**Page element annotations**
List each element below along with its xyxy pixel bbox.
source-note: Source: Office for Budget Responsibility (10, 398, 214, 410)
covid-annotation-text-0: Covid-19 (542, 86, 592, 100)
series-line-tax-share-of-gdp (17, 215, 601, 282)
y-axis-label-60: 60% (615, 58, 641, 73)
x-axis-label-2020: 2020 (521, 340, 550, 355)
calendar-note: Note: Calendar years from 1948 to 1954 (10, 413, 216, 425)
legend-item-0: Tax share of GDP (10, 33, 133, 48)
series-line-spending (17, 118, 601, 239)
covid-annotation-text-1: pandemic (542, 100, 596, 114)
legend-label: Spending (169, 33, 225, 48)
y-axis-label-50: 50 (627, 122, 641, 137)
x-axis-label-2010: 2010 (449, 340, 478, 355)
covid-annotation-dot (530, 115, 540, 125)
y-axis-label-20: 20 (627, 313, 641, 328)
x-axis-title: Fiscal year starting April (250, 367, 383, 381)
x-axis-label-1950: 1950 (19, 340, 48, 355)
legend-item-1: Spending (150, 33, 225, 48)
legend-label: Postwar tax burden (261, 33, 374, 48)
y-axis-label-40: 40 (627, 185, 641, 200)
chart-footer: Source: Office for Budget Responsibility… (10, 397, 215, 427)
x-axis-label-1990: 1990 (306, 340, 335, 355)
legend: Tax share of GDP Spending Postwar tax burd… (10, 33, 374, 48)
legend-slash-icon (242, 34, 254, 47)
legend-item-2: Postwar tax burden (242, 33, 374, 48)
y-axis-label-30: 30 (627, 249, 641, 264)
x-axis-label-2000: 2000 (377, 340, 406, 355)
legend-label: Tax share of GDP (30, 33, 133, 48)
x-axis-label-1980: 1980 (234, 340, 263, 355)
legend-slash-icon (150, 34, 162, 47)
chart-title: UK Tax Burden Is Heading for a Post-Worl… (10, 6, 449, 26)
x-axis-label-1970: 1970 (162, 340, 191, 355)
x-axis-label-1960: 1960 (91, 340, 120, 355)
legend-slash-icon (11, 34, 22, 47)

* * *

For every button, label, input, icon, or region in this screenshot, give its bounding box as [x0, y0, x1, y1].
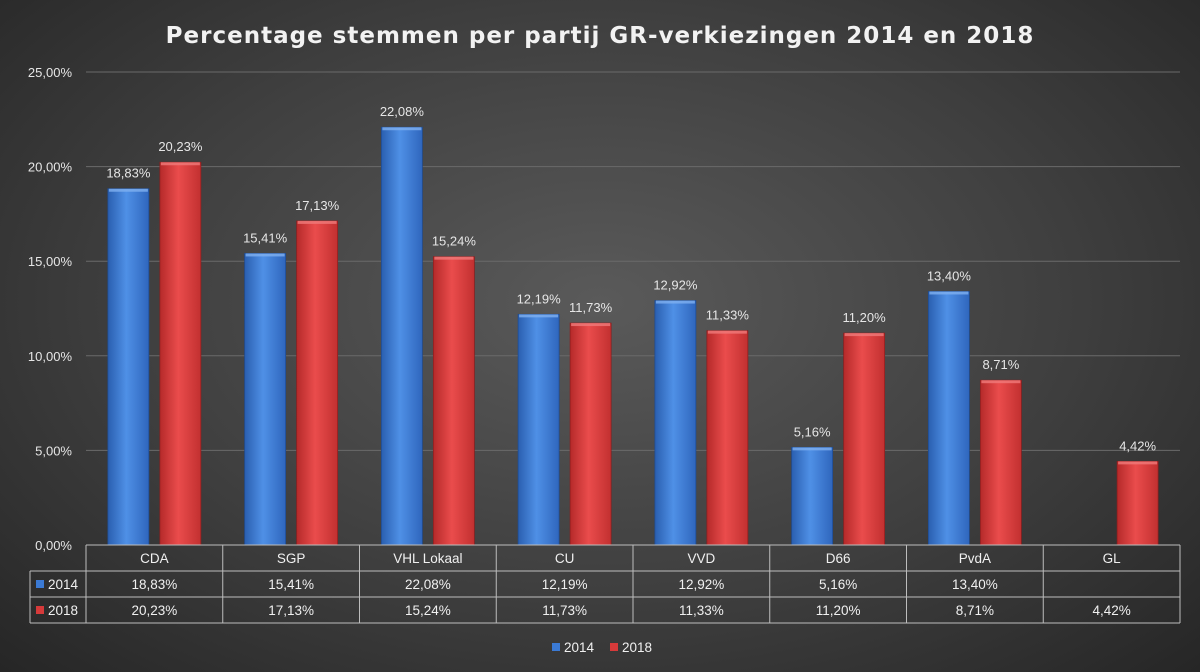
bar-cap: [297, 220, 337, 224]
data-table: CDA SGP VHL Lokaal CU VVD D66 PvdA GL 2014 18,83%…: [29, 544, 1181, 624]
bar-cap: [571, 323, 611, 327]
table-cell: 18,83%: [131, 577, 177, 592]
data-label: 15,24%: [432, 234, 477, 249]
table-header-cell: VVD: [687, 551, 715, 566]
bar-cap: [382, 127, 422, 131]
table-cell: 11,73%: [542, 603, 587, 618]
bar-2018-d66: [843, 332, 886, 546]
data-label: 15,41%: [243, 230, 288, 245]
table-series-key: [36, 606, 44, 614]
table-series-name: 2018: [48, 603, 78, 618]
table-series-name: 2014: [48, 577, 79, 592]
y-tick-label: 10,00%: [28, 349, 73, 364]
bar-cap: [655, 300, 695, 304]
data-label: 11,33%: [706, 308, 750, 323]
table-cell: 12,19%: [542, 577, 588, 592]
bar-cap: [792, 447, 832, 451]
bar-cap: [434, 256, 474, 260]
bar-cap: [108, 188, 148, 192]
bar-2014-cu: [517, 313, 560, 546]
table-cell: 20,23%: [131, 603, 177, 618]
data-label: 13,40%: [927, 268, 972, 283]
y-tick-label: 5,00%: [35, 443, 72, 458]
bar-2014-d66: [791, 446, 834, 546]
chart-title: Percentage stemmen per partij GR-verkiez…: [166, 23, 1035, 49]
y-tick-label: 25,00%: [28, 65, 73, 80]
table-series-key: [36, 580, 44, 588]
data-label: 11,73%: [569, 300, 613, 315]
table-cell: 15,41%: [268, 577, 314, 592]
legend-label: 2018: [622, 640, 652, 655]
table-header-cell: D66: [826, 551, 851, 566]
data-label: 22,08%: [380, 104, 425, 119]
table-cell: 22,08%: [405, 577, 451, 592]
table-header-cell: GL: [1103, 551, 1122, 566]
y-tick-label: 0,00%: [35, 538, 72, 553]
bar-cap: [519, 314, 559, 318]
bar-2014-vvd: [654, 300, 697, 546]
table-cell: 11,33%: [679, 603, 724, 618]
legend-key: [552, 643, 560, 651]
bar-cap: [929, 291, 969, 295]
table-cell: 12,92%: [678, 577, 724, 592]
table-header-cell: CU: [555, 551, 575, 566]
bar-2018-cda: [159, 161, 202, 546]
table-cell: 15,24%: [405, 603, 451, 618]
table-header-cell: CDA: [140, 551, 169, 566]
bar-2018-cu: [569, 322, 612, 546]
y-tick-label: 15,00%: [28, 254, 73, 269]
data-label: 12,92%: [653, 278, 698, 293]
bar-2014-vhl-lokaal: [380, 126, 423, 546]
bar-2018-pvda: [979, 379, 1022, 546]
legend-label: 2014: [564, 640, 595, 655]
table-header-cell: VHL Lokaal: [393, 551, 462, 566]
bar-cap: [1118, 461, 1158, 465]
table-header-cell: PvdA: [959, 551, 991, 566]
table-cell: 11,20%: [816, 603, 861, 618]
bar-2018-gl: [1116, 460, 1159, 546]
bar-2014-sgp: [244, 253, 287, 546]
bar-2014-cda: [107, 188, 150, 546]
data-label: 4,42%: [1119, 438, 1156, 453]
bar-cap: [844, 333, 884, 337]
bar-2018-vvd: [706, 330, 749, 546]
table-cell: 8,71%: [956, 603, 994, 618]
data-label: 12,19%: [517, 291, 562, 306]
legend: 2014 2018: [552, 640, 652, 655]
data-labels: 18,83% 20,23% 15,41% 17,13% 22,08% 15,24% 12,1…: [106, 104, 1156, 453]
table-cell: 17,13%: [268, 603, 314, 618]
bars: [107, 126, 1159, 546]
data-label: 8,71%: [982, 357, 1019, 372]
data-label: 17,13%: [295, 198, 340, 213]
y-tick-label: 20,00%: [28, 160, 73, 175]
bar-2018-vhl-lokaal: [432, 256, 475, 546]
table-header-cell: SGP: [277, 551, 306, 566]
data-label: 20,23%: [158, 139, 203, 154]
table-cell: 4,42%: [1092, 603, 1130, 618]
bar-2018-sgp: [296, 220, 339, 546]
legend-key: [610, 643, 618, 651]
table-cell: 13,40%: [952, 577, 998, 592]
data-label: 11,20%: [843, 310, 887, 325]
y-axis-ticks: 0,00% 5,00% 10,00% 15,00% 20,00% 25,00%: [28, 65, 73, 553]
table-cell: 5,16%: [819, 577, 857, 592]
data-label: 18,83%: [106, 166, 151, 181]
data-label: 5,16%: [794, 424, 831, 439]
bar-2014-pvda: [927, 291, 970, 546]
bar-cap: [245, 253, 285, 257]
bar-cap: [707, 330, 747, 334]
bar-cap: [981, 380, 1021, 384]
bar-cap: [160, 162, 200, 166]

**REQUEST**
Reproduce the entries verbatim, beginning at the line that contains "List each element" and ending after the line that contains "covid-annotation-dot (530, 115, 540, 125)".

**RESULT**
List each element below along with its xyxy pixel bbox.
source-note: Source: Office for Budget Responsibility (10, 398, 214, 410)
covid-annotation-text-0: Covid-19 (542, 86, 592, 100)
series-line-tax-share-of-gdp (17, 215, 601, 282)
y-axis-label-60: 60% (615, 58, 641, 73)
x-axis-label-2020: 2020 (521, 340, 550, 355)
calendar-note: Note: Calendar years from 1948 to 1954 (10, 413, 216, 425)
legend-item-0: Tax share of GDP (10, 33, 133, 48)
series-line-spending (17, 118, 601, 239)
covid-annotation-text-1: pandemic (542, 100, 596, 114)
legend-label: Spending (169, 33, 225, 48)
y-axis-label-50: 50 (627, 122, 641, 137)
x-axis-label-2010: 2010 (449, 340, 478, 355)
covid-annotation-dot (530, 115, 540, 125)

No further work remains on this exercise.